Retype all of the listing exactly, passing over any picture you find.

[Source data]
★ ★ ★ ★ ★ ★ ★

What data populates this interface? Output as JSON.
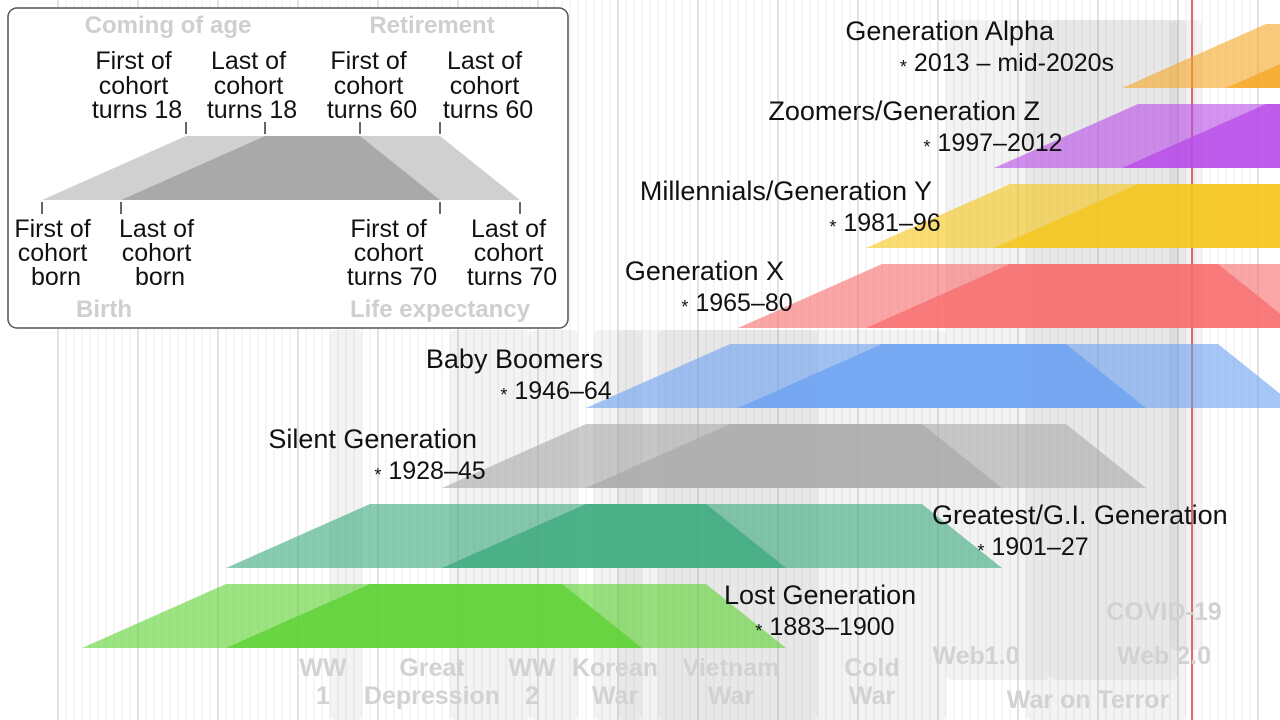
{
  "axis": {
    "start_year": 1880,
    "end_year": 2030,
    "now_year": 2023
  },
  "legend": {
    "coming_of_age": "Coming of age",
    "retirement": "Retirement",
    "birth": "Birth",
    "life_expectancy": "Life expectancy",
    "first_turns_18": [
      "First of",
      "cohort",
      "turns 18"
    ],
    "last_turns_18": [
      "Last of",
      "cohort",
      "turns 18"
    ],
    "first_turns_60": [
      "First of",
      "cohort",
      "turns 60"
    ],
    "last_turns_60": [
      "Last of",
      "cohort",
      "turns 60"
    ],
    "first_born": [
      "First of",
      "cohort",
      "born"
    ],
    "last_born": [
      "Last of",
      "cohort",
      "born"
    ],
    "first_turns_70": [
      "First of",
      "cohort",
      "turns 70"
    ],
    "last_turns_70": [
      "Last of",
      "cohort",
      "turns 70"
    ]
  },
  "generations": [
    {
      "name": "Generation Alpha",
      "years": "2013 – mid-2020s",
      "start": 2013,
      "end": 2025,
      "color": "#f5a623"
    },
    {
      "name": "Zoomers/Generation Z",
      "years": "1997–2012",
      "start": 1997,
      "end": 2012,
      "color": "#b84ae8"
    },
    {
      "name": "Millennials/Generation Y",
      "years": "1981–96",
      "start": 1981,
      "end": 1996,
      "color": "#f5c518"
    },
    {
      "name": "Generation X",
      "years": "1965–80",
      "start": 1965,
      "end": 1980,
      "color": "#f76b6b"
    },
    {
      "name": "Baby Boomers",
      "years": "1946–64",
      "start": 1946,
      "end": 1964,
      "color": "#6aa0f2"
    },
    {
      "name": "Silent Generation",
      "years": "1928–45",
      "start": 1928,
      "end": 1945,
      "color": "#a9a9a9"
    },
    {
      "name": "Greatest/G.I. Generation",
      "years": "1901–27",
      "start": 1901,
      "end": 1927,
      "color": "#3aa87c"
    },
    {
      "name": "Lost Generation",
      "years": "1883–1900",
      "start": 1883,
      "end": 1900,
      "color": "#5ad02e"
    }
  ],
  "events": [
    {
      "lines": [
        "WW",
        "1"
      ],
      "start": 1914,
      "end": 1918
    },
    {
      "lines": [
        "Great",
        "Depression"
      ],
      "start": 1929,
      "end": 1939
    },
    {
      "lines": [
        "WW",
        "2"
      ],
      "start": 1939,
      "end": 1945
    },
    {
      "lines": [
        "Korean",
        "War"
      ],
      "start": 1950,
      "end": 1953
    },
    {
      "lines": [
        "Vietnam",
        "War"
      ],
      "start": 1955,
      "end": 1975
    },
    {
      "lines": [
        "Cold",
        "War"
      ],
      "start": 1947,
      "end": 1991
    },
    {
      "lines": [
        "Web1.0"
      ],
      "start": 1991,
      "end": 2004
    },
    {
      "lines": [
        "Web 2.0"
      ],
      "start": 2004,
      "end": 2020
    },
    {
      "lines": [
        "War on Terror"
      ],
      "start": 2001,
      "end": 2021
    },
    {
      "lines": [
        "COVID-19"
      ],
      "start": 2019,
      "end": 2023
    }
  ]
}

★ ★ ★ ★ ★ ★ ★

**Answer in full**:
What data populates this interface? Output as JSON.
{
  "axis": {
    "start_year": 1880,
    "end_year": 2030,
    "now_year": 2023
  },
  "legend": {
    "coming_of_age": "Coming of age",
    "retirement": "Retirement",
    "birth": "Birth",
    "life_expectancy": "Life expectancy",
    "first_turns_18": [
      "First of",
      "cohort",
      "turns 18"
    ],
    "last_turns_18": [
      "Last of",
      "cohort",
      "turns 18"
    ],
    "first_turns_60": [
      "First of",
      "cohort",
      "turns 60"
    ],
    "last_turns_60": [
      "Last of",
      "cohort",
      "turns 60"
    ],
    "first_born": [
      "First of",
      "cohort",
      "born"
    ],
    "last_born": [
      "Last of",
      "cohort",
      "born"
    ],
    "first_turns_70": [
      "First of",
      "cohort",
      "turns 70"
    ],
    "last_turns_70": [
      "Last of",
      "cohort",
      "turns 70"
    ]
  },
  "generations": [
    {
      "name": "Generation Alpha",
      "years": "2013 – mid-2020s",
      "start": 2013,
      "end": 2025,
      "color": "#f5a623"
    },
    {
      "name": "Zoomers/Generation Z",
      "years": "1997–2012",
      "start": 1997,
      "end": 2012,
      "color": "#b84ae8"
    },
    {
      "name": "Millennials/Generation Y",
      "years": "1981–96",
      "start": 1981,
      "end": 1996,
      "color": "#f5c518"
    },
    {
      "name": "Generation X",
      "years": "1965–80",
      "start": 1965,
      "end": 1980,
      "color": "#f76b6b"
    },
    {
      "name": "Baby Boomers",
      "years": "1946–64",
      "start": 1946,
      "end": 1964,
      "color": "#6aa0f2"
    },
    {
      "name": "Silent Generation",
      "years": "1928–45",
      "start": 1928,
      "end": 1945,
      "color": "#a9a9a9"
    },
    {
      "name": "Greatest/G.I. Generation",
      "years": "1901–27",
      "start": 1901,
      "end": 1927,
      "color": "#3aa87c"
    },
    {
      "name": "Lost Generation",
      "years": "1883–1900",
      "start": 1883,
      "end": 1900,
      "color": "#5ad02e"
    }
  ],
  "events": [
    {
      "lines": [
        "WW",
        "1"
      ],
      "start": 1914,
      "end": 1918
    },
    {
      "lines": [
        "Great",
        "Depression"
      ],
      "start": 1929,
      "end": 1939
    },
    {
      "lines": [
        "WW",
        "2"
      ],
      "start": 1939,
      "end": 1945
    },
    {
      "lines": [
        "Korean",
        "War"
      ],
      "start": 1950,
      "end": 1953
    },
    {
      "lines": [
        "Vietnam",
        "War"
      ],
      "start": 1955,
      "end": 1975
    },
    {
      "lines": [
        "Cold",
        "War"
      ],
      "start": 1947,
      "end": 1991
    },
    {
      "lines": [
        "Web1.0"
      ],
      "start": 1991,
      "end": 2004
    },
    {
      "lines": [
        "Web 2.0"
      ],
      "start": 2004,
      "end": 2020
    },
    {
      "lines": [
        "War on Terror"
      ],
      "start": 2001,
      "end": 2021
    },
    {
      "lines": [
        "COVID-19"
      ],
      "start": 2019,
      "end": 2023
    }
  ]
}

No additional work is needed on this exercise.